- **Exercise goal**
Each entry in the listing below should be restated word for word.

- **Extracted entries**
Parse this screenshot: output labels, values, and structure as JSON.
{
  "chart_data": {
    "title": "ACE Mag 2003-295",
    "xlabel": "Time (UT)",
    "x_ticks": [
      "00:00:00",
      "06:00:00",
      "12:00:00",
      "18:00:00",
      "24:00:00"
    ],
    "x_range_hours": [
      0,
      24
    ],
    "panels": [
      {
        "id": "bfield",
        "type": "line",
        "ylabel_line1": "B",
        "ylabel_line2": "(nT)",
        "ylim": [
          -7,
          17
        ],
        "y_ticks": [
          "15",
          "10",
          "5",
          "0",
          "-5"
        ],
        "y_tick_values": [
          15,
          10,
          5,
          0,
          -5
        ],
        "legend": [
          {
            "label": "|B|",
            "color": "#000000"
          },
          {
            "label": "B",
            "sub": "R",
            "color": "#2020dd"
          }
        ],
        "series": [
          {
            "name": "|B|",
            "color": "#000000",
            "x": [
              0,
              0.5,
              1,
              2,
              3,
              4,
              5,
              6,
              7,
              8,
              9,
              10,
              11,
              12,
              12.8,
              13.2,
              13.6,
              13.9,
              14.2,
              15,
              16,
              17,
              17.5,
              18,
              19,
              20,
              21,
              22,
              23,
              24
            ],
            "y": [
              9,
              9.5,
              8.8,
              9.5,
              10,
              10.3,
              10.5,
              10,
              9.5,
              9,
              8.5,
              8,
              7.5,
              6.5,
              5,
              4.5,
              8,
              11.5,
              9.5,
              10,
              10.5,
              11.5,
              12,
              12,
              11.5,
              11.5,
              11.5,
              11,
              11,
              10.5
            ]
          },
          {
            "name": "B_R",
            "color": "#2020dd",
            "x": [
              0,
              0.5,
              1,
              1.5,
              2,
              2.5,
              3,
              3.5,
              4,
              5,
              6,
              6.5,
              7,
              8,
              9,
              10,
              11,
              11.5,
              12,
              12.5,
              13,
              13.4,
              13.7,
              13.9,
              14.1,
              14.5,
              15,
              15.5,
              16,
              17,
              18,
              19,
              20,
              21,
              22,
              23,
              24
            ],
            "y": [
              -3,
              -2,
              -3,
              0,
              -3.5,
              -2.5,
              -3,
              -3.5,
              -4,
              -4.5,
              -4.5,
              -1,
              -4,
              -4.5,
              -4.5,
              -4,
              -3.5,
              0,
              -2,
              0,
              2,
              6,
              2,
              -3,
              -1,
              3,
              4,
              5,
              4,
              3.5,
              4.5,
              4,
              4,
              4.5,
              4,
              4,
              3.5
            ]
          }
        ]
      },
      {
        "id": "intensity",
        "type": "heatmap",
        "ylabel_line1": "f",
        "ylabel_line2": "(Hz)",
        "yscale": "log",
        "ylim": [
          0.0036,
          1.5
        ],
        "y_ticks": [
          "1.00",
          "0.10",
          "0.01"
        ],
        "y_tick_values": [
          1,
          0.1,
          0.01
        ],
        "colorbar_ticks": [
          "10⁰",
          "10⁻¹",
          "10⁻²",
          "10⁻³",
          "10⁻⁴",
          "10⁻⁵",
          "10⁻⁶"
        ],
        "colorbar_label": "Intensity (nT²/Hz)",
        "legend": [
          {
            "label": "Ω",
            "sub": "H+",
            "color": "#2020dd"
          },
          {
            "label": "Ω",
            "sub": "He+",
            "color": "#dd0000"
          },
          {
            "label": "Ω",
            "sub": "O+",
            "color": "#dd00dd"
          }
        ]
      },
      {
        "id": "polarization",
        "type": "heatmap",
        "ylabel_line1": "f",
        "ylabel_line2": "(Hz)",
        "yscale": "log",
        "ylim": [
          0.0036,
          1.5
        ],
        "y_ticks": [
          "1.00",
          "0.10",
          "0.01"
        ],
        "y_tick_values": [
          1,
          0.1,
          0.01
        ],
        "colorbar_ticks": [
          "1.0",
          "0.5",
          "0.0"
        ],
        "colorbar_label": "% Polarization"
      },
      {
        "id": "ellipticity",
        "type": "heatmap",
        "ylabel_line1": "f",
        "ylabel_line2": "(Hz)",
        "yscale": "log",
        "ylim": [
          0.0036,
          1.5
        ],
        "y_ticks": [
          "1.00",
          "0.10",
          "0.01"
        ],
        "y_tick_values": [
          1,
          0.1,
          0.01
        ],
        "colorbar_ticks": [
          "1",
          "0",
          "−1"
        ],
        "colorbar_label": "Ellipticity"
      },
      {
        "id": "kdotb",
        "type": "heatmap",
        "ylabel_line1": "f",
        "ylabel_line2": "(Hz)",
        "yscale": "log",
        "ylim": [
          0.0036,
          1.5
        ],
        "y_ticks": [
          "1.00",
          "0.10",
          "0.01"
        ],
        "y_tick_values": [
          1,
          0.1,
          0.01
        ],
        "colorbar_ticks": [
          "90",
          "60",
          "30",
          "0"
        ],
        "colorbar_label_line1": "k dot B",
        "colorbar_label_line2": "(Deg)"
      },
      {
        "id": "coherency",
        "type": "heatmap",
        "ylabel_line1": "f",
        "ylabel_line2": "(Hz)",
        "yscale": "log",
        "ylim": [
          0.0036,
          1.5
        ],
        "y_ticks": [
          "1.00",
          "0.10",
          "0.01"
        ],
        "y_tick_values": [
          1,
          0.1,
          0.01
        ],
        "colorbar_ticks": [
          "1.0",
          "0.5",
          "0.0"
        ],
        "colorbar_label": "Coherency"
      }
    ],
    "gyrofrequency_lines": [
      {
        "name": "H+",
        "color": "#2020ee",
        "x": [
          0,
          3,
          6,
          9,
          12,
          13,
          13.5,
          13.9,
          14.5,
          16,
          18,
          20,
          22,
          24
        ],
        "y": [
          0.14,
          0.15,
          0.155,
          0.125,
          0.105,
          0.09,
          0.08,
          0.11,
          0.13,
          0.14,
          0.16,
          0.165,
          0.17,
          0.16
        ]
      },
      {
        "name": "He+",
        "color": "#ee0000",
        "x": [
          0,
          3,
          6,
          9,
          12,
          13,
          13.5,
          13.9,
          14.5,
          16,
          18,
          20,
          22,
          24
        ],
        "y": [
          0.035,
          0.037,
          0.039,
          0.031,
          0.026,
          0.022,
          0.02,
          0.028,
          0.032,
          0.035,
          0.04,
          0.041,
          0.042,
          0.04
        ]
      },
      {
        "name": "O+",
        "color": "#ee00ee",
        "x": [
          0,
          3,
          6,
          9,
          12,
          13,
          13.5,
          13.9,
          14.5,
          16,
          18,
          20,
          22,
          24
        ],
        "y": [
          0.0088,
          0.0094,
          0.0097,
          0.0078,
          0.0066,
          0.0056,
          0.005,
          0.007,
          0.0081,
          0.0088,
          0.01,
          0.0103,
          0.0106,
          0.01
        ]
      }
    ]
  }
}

- **Final result**
Parse this screenshot: output labels, values, and structure as JSON.
{
  "chart_data": {
    "title": "ACE Mag 2003-295",
    "xlabel": "Time (UT)",
    "x_ticks": [
      "00:00:00",
      "06:00:00",
      "12:00:00",
      "18:00:00",
      "24:00:00"
    ],
    "x_range_hours": [
      0,
      24
    ],
    "panels": [
      {
        "id": "bfield",
        "type": "line",
        "ylabel_line1": "B",
        "ylabel_line2": "(nT)",
        "ylim": [
          -7,
          17
        ],
        "y_ticks": [
          "15",
          "10",
          "5",
          "0",
          "-5"
        ],
        "y_tick_values": [
          15,
          10,
          5,
          0,
          -5
        ],
        "legend": [
          {
            "label": "|B|",
            "color": "#000000"
          },
          {
            "label": "B",
            "sub": "R",
            "color": "#2020dd"
          }
        ],
        "series": [
          {
            "name": "|B|",
            "color": "#000000",
            "x": [
              0,
              0.5,
              1,
              2,
              3,
              4,
              5,
              6,
              7,
              8,
              9,
              10,
              11,
              12,
              12.8,
              13.2,
              13.6,
              13.9,
              14.2,
              15,
              16,
              17,
              17.5,
              18,
              19,
              20,
              21,
              22,
              23,
              24
            ],
            "y": [
              9,
              9.5,
              8.8,
              9.5,
              10,
              10.3,
              10.5,
              10,
              9.5,
              9,
              8.5,
              8,
              7.5,
              6.5,
              5,
              4.5,
              8,
              11.5,
              9.5,
              10,
              10.5,
              11.5,
              12,
              12,
              11.5,
              11.5,
              11.5,
              11,
              11,
              10.5
            ]
          },
          {
            "name": "B_R",
            "color": "#2020dd",
            "x": [
              0,
              0.5,
              1,
              1.5,
              2,
              2.5,
              3,
              3.5,
              4,
              5,
              6,
              6.5,
              7,
              8,
              9,
              10,
              11,
              11.5,
              12,
              12.5,
              13,
              13.4,
              13.7,
              13.9,
              14.1,
              14.5,
              15,
              15.5,
              16,
              17,
              18,
              19,
              20,
              21,
              22,
              23,
              24
            ],
            "y": [
              -3,
              -2,
              -3,
              0,
              -3.5,
              -2.5,
              -3,
              -3.5,
              -4,
              -4.5,
              -4.5,
              -1,
              -4,
              -4.5,
              -4.5,
              -4,
              -3.5,
              0,
              -2,
              0,
              2,
              6,
              2,
              -3,
              -1,
              3,
              4,
              5,
              4,
              3.5,
              4.5,
              4,
              4,
              4.5,
              4,
              4,
              3.5
            ]
          }
        ]
      },
      {
        "id": "intensity",
        "type": "heatmap",
        "ylabel_line1": "f",
        "ylabel_line2": "(Hz)",
        "yscale": "log",
        "ylim": [
          0.0036,
          1.5
        ],
        "y_ticks": [
          "1.00",
          "0.10",
          "0.01"
        ],
        "y_tick_values": [
          1,
          0.1,
          0.01
        ],
        "colorbar_ticks": [
          "10⁰",
          "10⁻¹",
          "10⁻²",
          "10⁻³",
          "10⁻⁴",
          "10⁻⁵",
          "10⁻⁶"
        ],
        "colorbar_label": "Intensity (nT²/Hz)",
        "legend": [
          {
            "label": "Ω",
            "sub": "H+",
            "color": "#2020dd"
          },
          {
            "label": "Ω",
            "sub": "He+",
            "color": "#dd0000"
          },
          {
            "label": "Ω",
            "sub": "O+",
            "color": "#dd00dd"
          }
        ]
      },
      {
        "id": "polarization",
        "type": "heatmap",
        "ylabel_line1": "f",
        "ylabel_line2": "(Hz)",
        "yscale": "log",
        "ylim": [
          0.0036,
          1.5
        ],
        "y_ticks": [
          "1.00",
          "0.10",
          "0.01"
        ],
        "y_tick_values": [
          1,
          0.1,
          0.01
        ],
        "colorbar_ticks": [
          "1.0",
          "0.5",
          "0.0"
        ],
        "colorbar_label": "% Polarization"
      },
      {
        "id": "ellipticity",
        "type": "heatmap",
        "ylabel_line1": "f",
        "ylabel_line2": "(Hz)",
        "yscale": "log",
        "ylim": [
          0.0036,
          1.5
        ],
        "y_ticks": [
          "1.00",
          "0.10",
          "0.01"
        ],
        "y_tick_values": [
          1,
          0.1,
          0.01
        ],
        "colorbar_ticks": [
          "1",
          "0",
          "−1"
        ],
        "colorbar_label": "Ellipticity"
      },
      {
        "id": "kdotb",
        "type": "heatmap",
        "ylabel_line1": "f",
        "ylabel_line2": "(Hz)",
        "yscale": "log",
        "ylim": [
          0.0036,
          1.5
        ],
        "y_ticks": [
          "1.00",
          "0.10",
          "0.01"
        ],
        "y_tick_values": [
          1,
          0.1,
          0.01
        ],
        "colorbar_ticks": [
          "90",
          "60",
          "30",
          "0"
        ],
        "colorbar_label_line1": "k dot B",
        "colorbar_label_line2": "(Deg)"
      },
      {
        "id": "coherency",
        "type": "heatmap",
        "ylabel_line1": "f",
        "ylabel_line2": "(Hz)",
        "yscale": "log",
        "ylim": [
          0.0036,
          1.5
        ],
        "y_ticks": [
          "1.00",
          "0.10",
          "0.01"
        ],
        "y_tick_values": [
          1,
          0.1,
          0.01
        ],
        "colorbar_ticks": [
          "1.0",
          "0.5",
          "0.0"
        ],
        "colorbar_label": "Coherency"
      }
    ],
    "gyrofrequency_lines": [
      {
        "name": "H+",
        "color": "#2020ee",
        "x": [
          0,
          3,
          6,
          9,
          12,
          13,
          13.5,
          13.9,
          14.5,
          16,
          18,
          20,
          22,
          24
        ],
        "y": [
          0.14,
          0.15,
          0.155,
          0.125,
          0.105,
          0.09,
          0.08,
          0.11,
          0.13,
          0.14,
          0.16,
          0.165,
          0.17,
          0.16
        ]
      },
      {
        "name": "He+",
        "color": "#ee0000",
        "x": [
          0,
          3,
          6,
          9,
          12,
          13,
          13.5,
          13.9,
          14.5,
          16,
          18,
          20,
          22,
          24
        ],
        "y": [
          0.035,
          0.037,
          0.039,
          0.031,
          0.026,
          0.022,
          0.02,
          0.028,
          0.032,
          0.035,
          0.04,
          0.041,
          0.042,
          0.04
        ]
      },
      {
        "name": "O+",
        "color": "#ee00ee",
        "x": [
          0,
          3,
          6,
          9,
          12,
          13,
          13.5,
          13.9,
          14.5,
          16,
          18,
          20,
          22,
          24
        ],
        "y": [
          0.0088,
          0.0094,
          0.0097,
          0.0078,
          0.0066,
          0.0056,
          0.005,
          0.007,
          0.0081,
          0.0088,
          0.01,
          0.0103,
          0.0106,
          0.01
        ]
      }
    ]
  }
}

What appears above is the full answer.